» **What to produce**
Leaving out the pictures, please retype each record exactly.

» **Rows**

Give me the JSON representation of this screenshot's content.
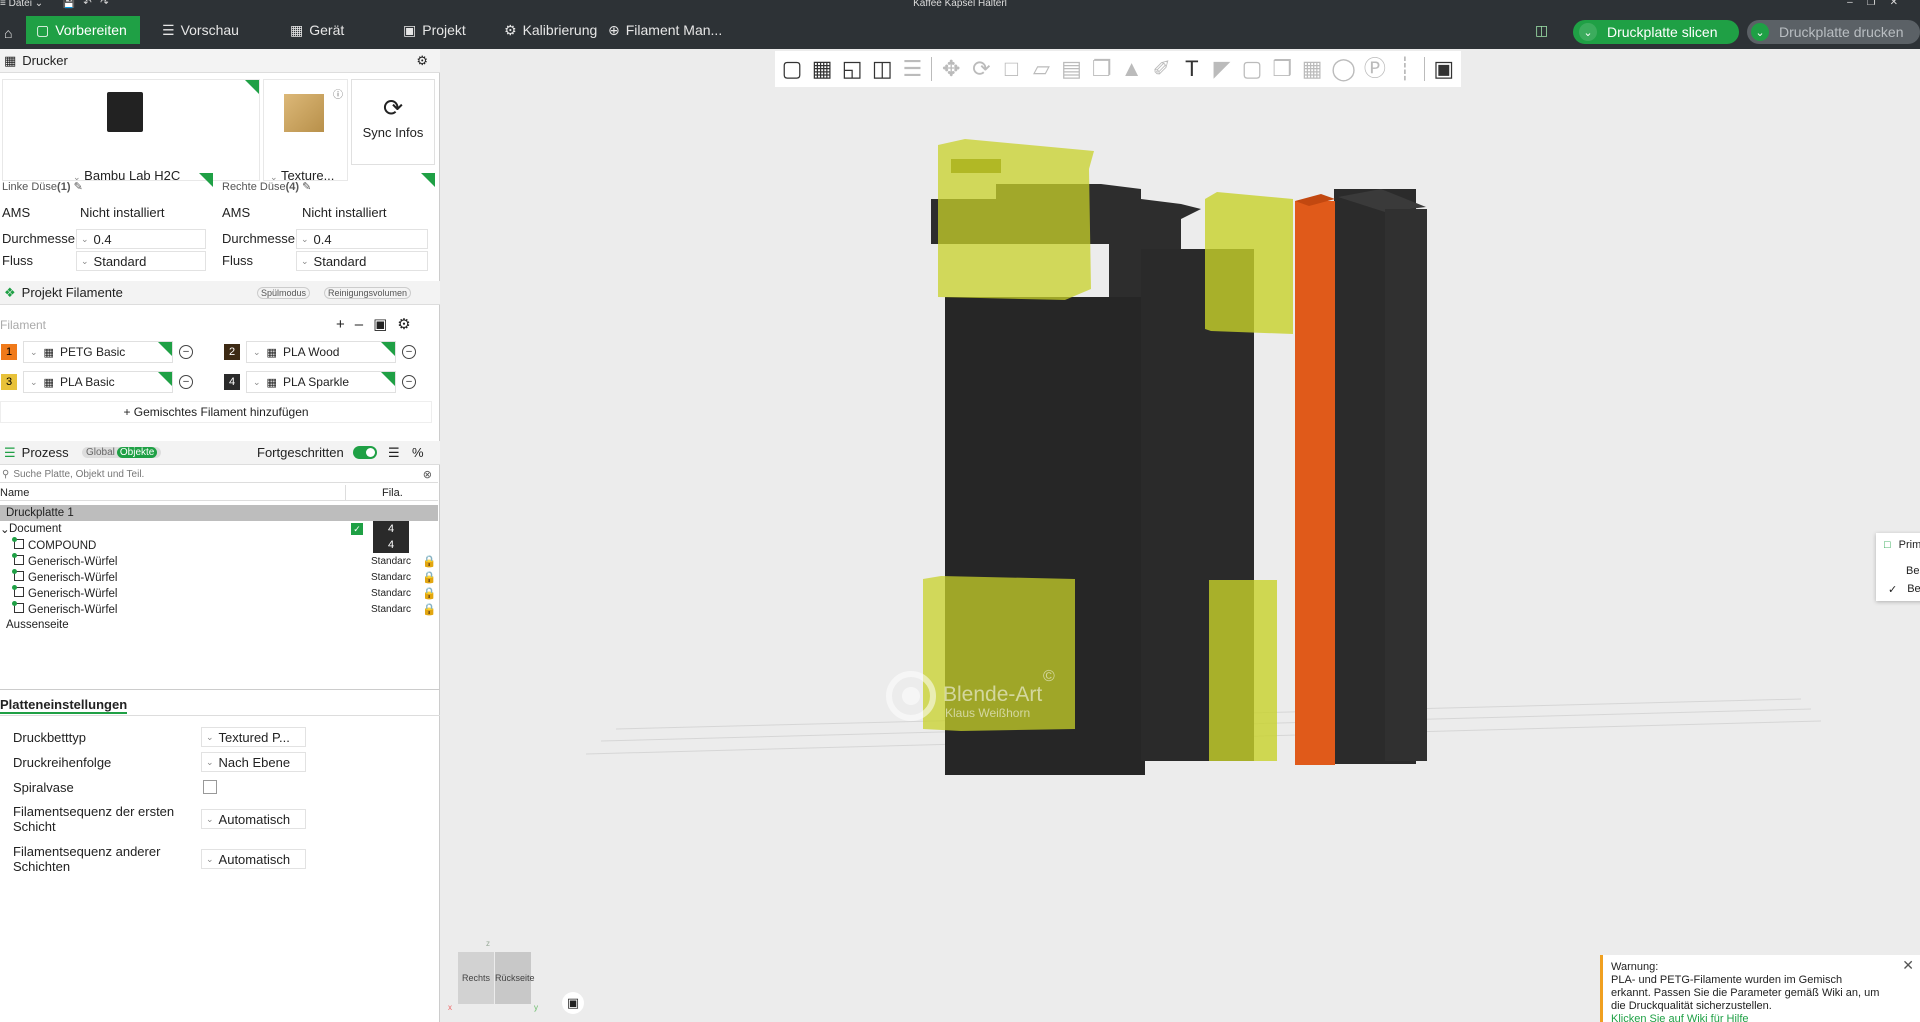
{
  "window": {
    "title": "Kaffee Kapsel Halterl",
    "menu_label": "Datei"
  },
  "topbar": {
    "tabs": [
      {
        "label": "Vorbereiten"
      },
      {
        "label": "Vorschau"
      },
      {
        "label": "Gerät"
      },
      {
        "label": "Projekt"
      },
      {
        "label": "Kalibrierung"
      },
      {
        "label": "Filament Man..."
      }
    ],
    "slice_label": "Druckplatte slicen",
    "print_label": "Druckplatte drucken"
  },
  "printer": {
    "section_title": "Drucker",
    "printer_name": "Bambu Lab H2C",
    "plate_name": "Texture...",
    "sync_label": "Sync Infos",
    "left_nozzle": {
      "title": "Linke Düse",
      "count": "(1)",
      "ams_label": "AMS",
      "ams_value": "Nicht installiert",
      "diameter_label": "Durchmesse",
      "diameter_value": "0.4",
      "flow_label": "Fluss",
      "flow_value": "Standard"
    },
    "right_nozzle": {
      "title": "Rechte Düse",
      "count": "(4)",
      "ams_label": "AMS",
      "ams_value": "Nicht installiert",
      "diameter_label": "Durchmesse",
      "diameter_value": "0.4",
      "flow_label": "Fluss",
      "flow_value": "Standard"
    }
  },
  "filaments": {
    "section_title": "Projekt Filamente",
    "flush_mode": "Spülmodus",
    "cleaning_volume": "Reinigungsvolumen",
    "filament_label": "Filament",
    "items": [
      {
        "num": "1",
        "name": "PETG Basic",
        "color": "#f07a1a",
        "text_color": "#000000"
      },
      {
        "num": "2",
        "name": "PLA Wood",
        "color": "#3d2a14",
        "text_color": "#ffffff"
      },
      {
        "num": "3",
        "name": "PLA Basic",
        "color": "#e8c23a",
        "text_color": "#000000"
      },
      {
        "num": "4",
        "name": "PLA Sparkle",
        "color": "#2a2a2a",
        "text_color": "#ffffff"
      }
    ],
    "add_mixed": "Gemischtes Filament hinzufügen"
  },
  "process": {
    "section_title": "Prozess",
    "global_label": "Global",
    "objects_label": "Objekte",
    "advanced_label": "Fortgeschritten",
    "search_placeholder": "Suche Platte, Objekt und Teil.",
    "col_name": "Name",
    "col_fila": "Fila.",
    "plate_row": "Druckplatte 1",
    "document_row": "Document",
    "document_fila": "4",
    "compound_row": "COMPOUND",
    "compound_fila": "4",
    "cubes": [
      {
        "name": "Generisch-Würfel",
        "fila": "Standarc"
      },
      {
        "name": "Generisch-Würfel",
        "fila": "Standarc"
      },
      {
        "name": "Generisch-Würfel",
        "fila": "Standarc"
      },
      {
        "name": "Generisch-Würfel",
        "fila": "Standarc"
      }
    ],
    "outside_row": "Aussenseite"
  },
  "plate_settings": {
    "section_title": "Platteneinstellungen",
    "rows": [
      {
        "label": "Druckbetttyp",
        "value": "Textured P..."
      },
      {
        "label": "Druckreihenfolge",
        "value": "Nach Ebene"
      },
      {
        "label": "Spiralvase",
        "value": ""
      },
      {
        "label": "Filamentsequenz der ersten",
        "label2": "Schicht",
        "value": "Automatisch"
      },
      {
        "label": "Filamentsequenz anderer",
        "label2": "Schichten",
        "value": "Automatisch"
      }
    ]
  },
  "context_menu": {
    "add_primitive": "Primitiv hinzufügen",
    "labels_by_layer": "Beschriftungen nach Schicht anzeigen",
    "labels_by_object": "Beschriftungen nach Objekt anzeigen"
  },
  "watermark": {
    "brand": "Blende-Art",
    "author": "Klaus Weißhorn"
  },
  "view_cube": {
    "right": "Rechts",
    "back": "Rückseite",
    "z": "z",
    "x": "x",
    "y": "y"
  },
  "warning": {
    "title": "Warnung:",
    "line1": "PLA- und PETG-Filamente wurden im Gemisch",
    "line2": "erkannt. Passen Sie die Parameter gemäß Wiki an, um",
    "line3": "die Druckqualität sicherzustellen.",
    "link": "Klicken Sie auf Wiki für Hilfe"
  },
  "colors": {
    "accent": "#1fa045",
    "topbar": "#2d3236",
    "orange": "#e05a1a",
    "yellow_transparent": "#c8d22a"
  }
}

» **Solution to this problem**
Give me the JSON representation of this screenshot's content.
{
  "window": {
    "title": "Kaffee Kapsel Halterl",
    "menu_label": "Datei"
  },
  "topbar": {
    "tabs": [
      {
        "label": "Vorbereiten"
      },
      {
        "label": "Vorschau"
      },
      {
        "label": "Gerät"
      },
      {
        "label": "Projekt"
      },
      {
        "label": "Kalibrierung"
      },
      {
        "label": "Filament Man..."
      }
    ],
    "slice_label": "Druckplatte slicen",
    "print_label": "Druckplatte drucken"
  },
  "printer": {
    "section_title": "Drucker",
    "printer_name": "Bambu Lab H2C",
    "plate_name": "Texture...",
    "sync_label": "Sync Infos",
    "left_nozzle": {
      "title": "Linke Düse",
      "count": "(1)",
      "ams_label": "AMS",
      "ams_value": "Nicht installiert",
      "diameter_label": "Durchmesse",
      "diameter_value": "0.4",
      "flow_label": "Fluss",
      "flow_value": "Standard"
    },
    "right_nozzle": {
      "title": "Rechte Düse",
      "count": "(4)",
      "ams_label": "AMS",
      "ams_value": "Nicht installiert",
      "diameter_label": "Durchmesse",
      "diameter_value": "0.4",
      "flow_label": "Fluss",
      "flow_value": "Standard"
    }
  },
  "filaments": {
    "section_title": "Projekt Filamente",
    "flush_mode": "Spülmodus",
    "cleaning_volume": "Reinigungsvolumen",
    "filament_label": "Filament",
    "items": [
      {
        "num": "1",
        "name": "PETG Basic",
        "color": "#f07a1a",
        "text_color": "#000000"
      },
      {
        "num": "2",
        "name": "PLA Wood",
        "color": "#3d2a14",
        "text_color": "#ffffff"
      },
      {
        "num": "3",
        "name": "PLA Basic",
        "color": "#e8c23a",
        "text_color": "#000000"
      },
      {
        "num": "4",
        "name": "PLA Sparkle",
        "color": "#2a2a2a",
        "text_color": "#ffffff"
      }
    ],
    "add_mixed": "Gemischtes Filament hinzufügen"
  },
  "process": {
    "section_title": "Prozess",
    "global_label": "Global",
    "objects_label": "Objekte",
    "advanced_label": "Fortgeschritten",
    "search_placeholder": "Suche Platte, Objekt und Teil.",
    "col_name": "Name",
    "col_fila": "Fila.",
    "plate_row": "Druckplatte 1",
    "document_row": "Document",
    "document_fila": "4",
    "compound_row": "COMPOUND",
    "compound_fila": "4",
    "cubes": [
      {
        "name": "Generisch-Würfel",
        "fila": "Standarc"
      },
      {
        "name": "Generisch-Würfel",
        "fila": "Standarc"
      },
      {
        "name": "Generisch-Würfel",
        "fila": "Standarc"
      },
      {
        "name": "Generisch-Würfel",
        "fila": "Standarc"
      }
    ],
    "outside_row": "Aussenseite"
  },
  "plate_settings": {
    "section_title": "Platteneinstellungen",
    "rows": [
      {
        "label": "Druckbetttyp",
        "value": "Textured P..."
      },
      {
        "label": "Druckreihenfolge",
        "value": "Nach Ebene"
      },
      {
        "label": "Spiralvase",
        "value": ""
      },
      {
        "label": "Filamentsequenz der ersten",
        "label2": "Schicht",
        "value": "Automatisch"
      },
      {
        "label": "Filamentsequenz anderer",
        "label2": "Schichten",
        "value": "Automatisch"
      }
    ]
  },
  "context_menu": {
    "add_primitive": "Primitiv hinzufügen",
    "labels_by_layer": "Beschriftungen nach Schicht anzeigen",
    "labels_by_object": "Beschriftungen nach Objekt anzeigen"
  },
  "watermark": {
    "brand": "Blende-Art",
    "author": "Klaus Weißhorn"
  },
  "view_cube": {
    "right": "Rechts",
    "back": "Rückseite",
    "z": "z",
    "x": "x",
    "y": "y"
  },
  "warning": {
    "title": "Warnung:",
    "line1": "PLA- und PETG-Filamente wurden im Gemisch",
    "line2": "erkannt. Passen Sie die Parameter gemäß Wiki an, um",
    "line3": "die Druckqualität sicherzustellen.",
    "link": "Klicken Sie auf Wiki für Hilfe"
  },
  "colors": {
    "accent": "#1fa045",
    "topbar": "#2d3236",
    "orange": "#e05a1a",
    "yellow_transparent": "#c8d22a"
  }
}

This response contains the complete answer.